== PROVIDED DATA

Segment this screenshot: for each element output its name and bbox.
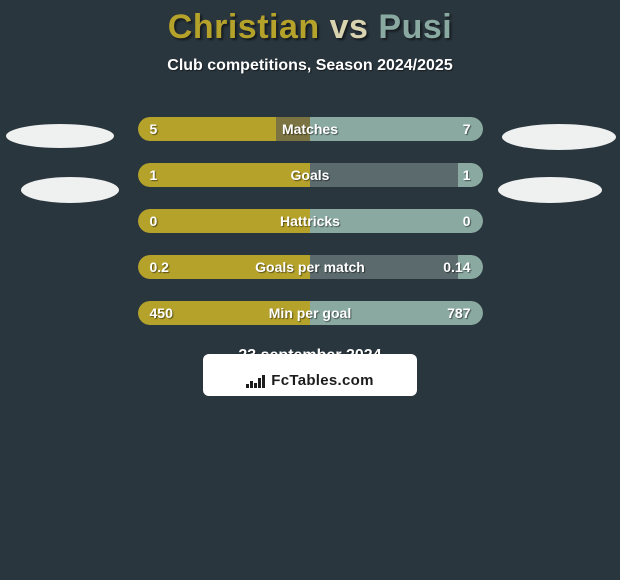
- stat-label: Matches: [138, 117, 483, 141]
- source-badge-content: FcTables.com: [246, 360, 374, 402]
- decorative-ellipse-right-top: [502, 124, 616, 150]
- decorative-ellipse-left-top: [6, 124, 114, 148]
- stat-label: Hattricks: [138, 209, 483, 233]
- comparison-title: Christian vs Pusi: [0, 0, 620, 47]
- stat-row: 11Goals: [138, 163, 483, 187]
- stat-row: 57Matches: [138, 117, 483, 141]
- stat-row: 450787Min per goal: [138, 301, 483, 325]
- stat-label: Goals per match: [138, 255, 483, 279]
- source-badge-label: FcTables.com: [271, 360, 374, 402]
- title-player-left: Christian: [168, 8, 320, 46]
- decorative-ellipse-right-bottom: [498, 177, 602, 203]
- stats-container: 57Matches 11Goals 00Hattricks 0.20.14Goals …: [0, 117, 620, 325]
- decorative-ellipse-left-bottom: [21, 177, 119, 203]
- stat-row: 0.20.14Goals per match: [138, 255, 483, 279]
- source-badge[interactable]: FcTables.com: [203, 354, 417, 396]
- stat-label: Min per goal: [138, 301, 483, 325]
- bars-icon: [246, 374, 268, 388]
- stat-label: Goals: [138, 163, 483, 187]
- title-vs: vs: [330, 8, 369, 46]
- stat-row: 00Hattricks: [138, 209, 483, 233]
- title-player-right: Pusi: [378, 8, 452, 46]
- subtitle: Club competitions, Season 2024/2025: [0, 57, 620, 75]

====

## [YOUR GOAL]
Express the lines above as a Markdown table with the columns Row and Line, numbering each row and skipping blank lines. Leave the pictures out.

## [THE REPLY]
| Row | Line |
|---|---|
| 1 | Segment this screenshot: for each element output its name and bbox. |
| 2 | - stat-label: Matches: [138, 117, 483, 141] |
| 3 | - source-badge-content: FcTables.com: [246, 360, 374, 402] |
| 4 | - decorative-ellipse-right-top: [502, 124, 616, 150] |
| 5 | - decorative-ellipse-left-top: [6, 124, 114, 148] |
| 6 | - stat-label: Hattricks: [138, 209, 483, 233] |
| 7 | - comparison-title: Christian vs Pusi: [0, 0, 620, 47] |
| 8 | - stat-row: 11Goals: [138, 163, 483, 187] |
| 9 | - stat-row: 57Matches: [138, 117, 483, 141] |
| 10 | - stat-row: 450787Min per goal: [138, 301, 483, 325] |
| 11 | - stat-label: Goals per match: [138, 255, 483, 279] |
| 12 | - source-badge-label: FcTables.com: [271, 360, 374, 402] |
| 13 | - title-player-left: Christian: [168, 8, 320, 46] |
| 14 | - decorative-ellipse-right-bottom: [498, 177, 602, 203] |
| 15 | - stats-container: 57Matches 11Goals 00Hattricks 0.20.14Goals …: [0, 117, 620, 325] |
| 16 | - decorative-ellipse-left-bottom: [21, 177, 119, 203] |
| 17 | - stat-row: 0.20.14Goals per match: [138, 255, 483, 279] |
| 18 | - source-badge[interactable]: FcTables.com: [203, 354, 417, 396] |
| 19 | - stat-label: Min per goal: [138, 301, 483, 325] |
| 20 | - bars-icon: [246, 374, 268, 388] |
| 21 | - stat-label: Goals: [138, 163, 483, 187] |
| 22 | - title-vs: vs: [330, 8, 369, 46] |
| 23 | - stat-row: 00Hattricks: [138, 209, 483, 233] |
| 24 | - title-player-right: Pusi: [378, 8, 452, 46] |
| 25 | - subtitle: Club competitions, Season 2024/2025: [0, 57, 620, 75] |